[Entries with figure data]
----
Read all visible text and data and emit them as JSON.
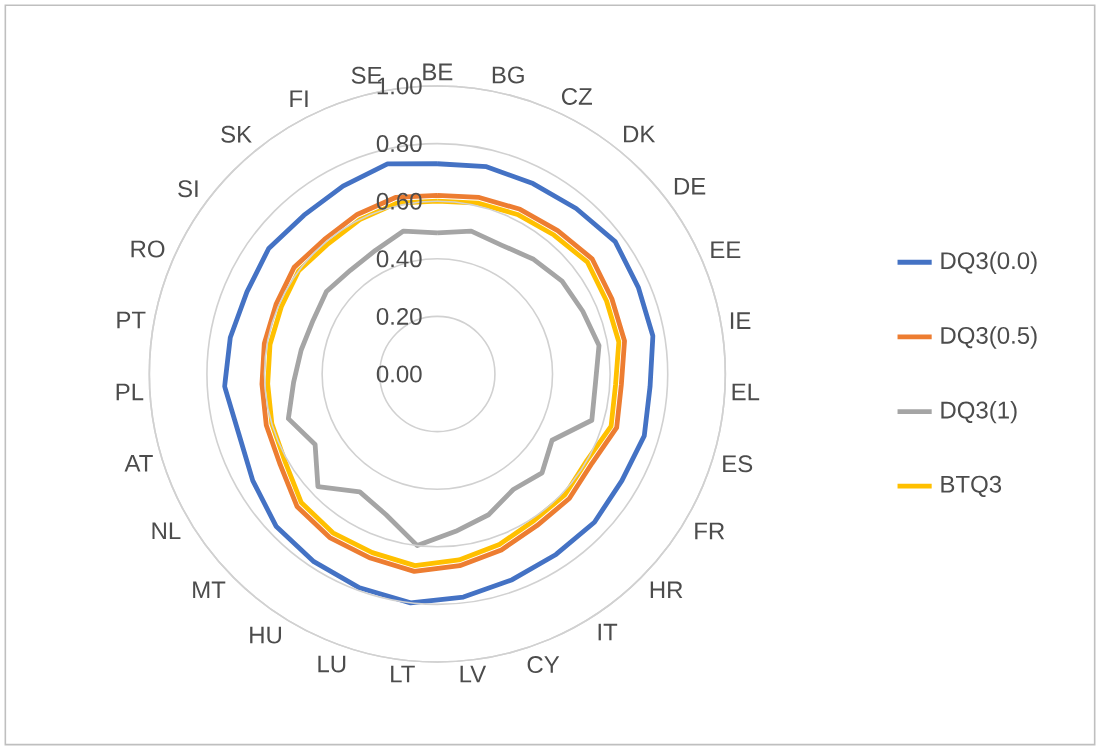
{
  "chart_data": {
    "type": "radar",
    "categories": [
      "BE",
      "BG",
      "CZ",
      "DK",
      "DE",
      "EE",
      "IE",
      "EL",
      "ES",
      "FR",
      "HR",
      "IT",
      "CY",
      "LV",
      "LT",
      "LU",
      "HU",
      "MT",
      "NL",
      "AT",
      "PL",
      "PT",
      "RO",
      "SI",
      "SK",
      "FI",
      "SE"
    ],
    "ylim": [
      0,
      1
    ],
    "yticks": [
      {
        "value": 0,
        "label": "0.00"
      },
      {
        "value": 0.2,
        "label": "0.20"
      },
      {
        "value": 0.4,
        "label": "0.40"
      },
      {
        "value": 0.6,
        "label": "0.60"
      },
      {
        "value": 0.8,
        "label": "0.80"
      },
      {
        "value": 1,
        "label": "1.00"
      }
    ],
    "grid": "y",
    "legend": "right",
    "marker": "none",
    "line_style": "solid",
    "series": [
      {
        "name": "DQ3(0.0)",
        "color": "#4472c4",
        "values": [
          0.73,
          0.74,
          0.74,
          0.75,
          0.77,
          0.76,
          0.76,
          0.74,
          0.75,
          0.74,
          0.75,
          0.75,
          0.76,
          0.78,
          0.8,
          0.79,
          0.78,
          0.77,
          0.74,
          0.72,
          0.74,
          0.73,
          0.72,
          0.73,
          0.72,
          0.73,
          0.75
        ]
      },
      {
        "name": "DQ3(0.5)",
        "color": "#ed7d31",
        "values": [
          0.62,
          0.63,
          0.64,
          0.65,
          0.67,
          0.66,
          0.66,
          0.64,
          0.65,
          0.62,
          0.63,
          0.63,
          0.65,
          0.67,
          0.69,
          0.68,
          0.68,
          0.67,
          0.63,
          0.62,
          0.61,
          0.61,
          0.61,
          0.62,
          0.61,
          0.62,
          0.63
        ]
      },
      {
        "name": "DQ3(1)",
        "color": "#a5a5a5",
        "values": [
          0.49,
          0.51,
          0.5,
          0.52,
          0.54,
          0.55,
          0.57,
          0.55,
          0.56,
          0.46,
          0.5,
          0.48,
          0.52,
          0.55,
          0.6,
          0.52,
          0.49,
          0.57,
          0.49,
          0.54,
          0.5,
          0.48,
          0.47,
          0.48,
          0.47,
          0.48,
          0.51
        ]
      },
      {
        "name": "BTQ3",
        "color": "#ffc000",
        "values": [
          0.6,
          0.61,
          0.62,
          0.63,
          0.65,
          0.64,
          0.64,
          0.62,
          0.63,
          0.6,
          0.61,
          0.61,
          0.63,
          0.65,
          0.67,
          0.66,
          0.66,
          0.65,
          0.61,
          0.6,
          0.59,
          0.59,
          0.59,
          0.6,
          0.59,
          0.6,
          0.61
        ]
      }
    ]
  }
}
----
WORK REQUIRED - Write out the whole listing again, exactly, with no pictures.

THE RESULT -
Read all visible text and data and emit them as JSON.
{
  "chart_data": {
    "type": "radar",
    "categories": [
      "BE",
      "BG",
      "CZ",
      "DK",
      "DE",
      "EE",
      "IE",
      "EL",
      "ES",
      "FR",
      "HR",
      "IT",
      "CY",
      "LV",
      "LT",
      "LU",
      "HU",
      "MT",
      "NL",
      "AT",
      "PL",
      "PT",
      "RO",
      "SI",
      "SK",
      "FI",
      "SE"
    ],
    "ylim": [
      0,
      1
    ],
    "yticks": [
      {
        "value": 0,
        "label": "0.00"
      },
      {
        "value": 0.2,
        "label": "0.20"
      },
      {
        "value": 0.4,
        "label": "0.40"
      },
      {
        "value": 0.6,
        "label": "0.60"
      },
      {
        "value": 0.8,
        "label": "0.80"
      },
      {
        "value": 1,
        "label": "1.00"
      }
    ],
    "grid": "y",
    "legend": "right",
    "marker": "none",
    "line_style": "solid",
    "series": [
      {
        "name": "DQ3(0.0)",
        "color": "#4472c4",
        "values": [
          0.73,
          0.74,
          0.74,
          0.75,
          0.77,
          0.76,
          0.76,
          0.74,
          0.75,
          0.74,
          0.75,
          0.75,
          0.76,
          0.78,
          0.8,
          0.79,
          0.78,
          0.77,
          0.74,
          0.72,
          0.74,
          0.73,
          0.72,
          0.73,
          0.72,
          0.73,
          0.75
        ]
      },
      {
        "name": "DQ3(0.5)",
        "color": "#ed7d31",
        "values": [
          0.62,
          0.63,
          0.64,
          0.65,
          0.67,
          0.66,
          0.66,
          0.64,
          0.65,
          0.62,
          0.63,
          0.63,
          0.65,
          0.67,
          0.69,
          0.68,
          0.68,
          0.67,
          0.63,
          0.62,
          0.61,
          0.61,
          0.61,
          0.62,
          0.61,
          0.62,
          0.63
        ]
      },
      {
        "name": "DQ3(1)",
        "color": "#a5a5a5",
        "values": [
          0.49,
          0.51,
          0.5,
          0.52,
          0.54,
          0.55,
          0.57,
          0.55,
          0.56,
          0.46,
          0.5,
          0.48,
          0.52,
          0.55,
          0.6,
          0.52,
          0.49,
          0.57,
          0.49,
          0.54,
          0.5,
          0.48,
          0.47,
          0.48,
          0.47,
          0.48,
          0.51
        ]
      },
      {
        "name": "BTQ3",
        "color": "#ffc000",
        "values": [
          0.6,
          0.61,
          0.62,
          0.63,
          0.65,
          0.64,
          0.64,
          0.62,
          0.63,
          0.6,
          0.61,
          0.61,
          0.63,
          0.65,
          0.67,
          0.66,
          0.66,
          0.65,
          0.61,
          0.6,
          0.59,
          0.59,
          0.59,
          0.6,
          0.59,
          0.6,
          0.61
        ]
      }
    ]
  }
}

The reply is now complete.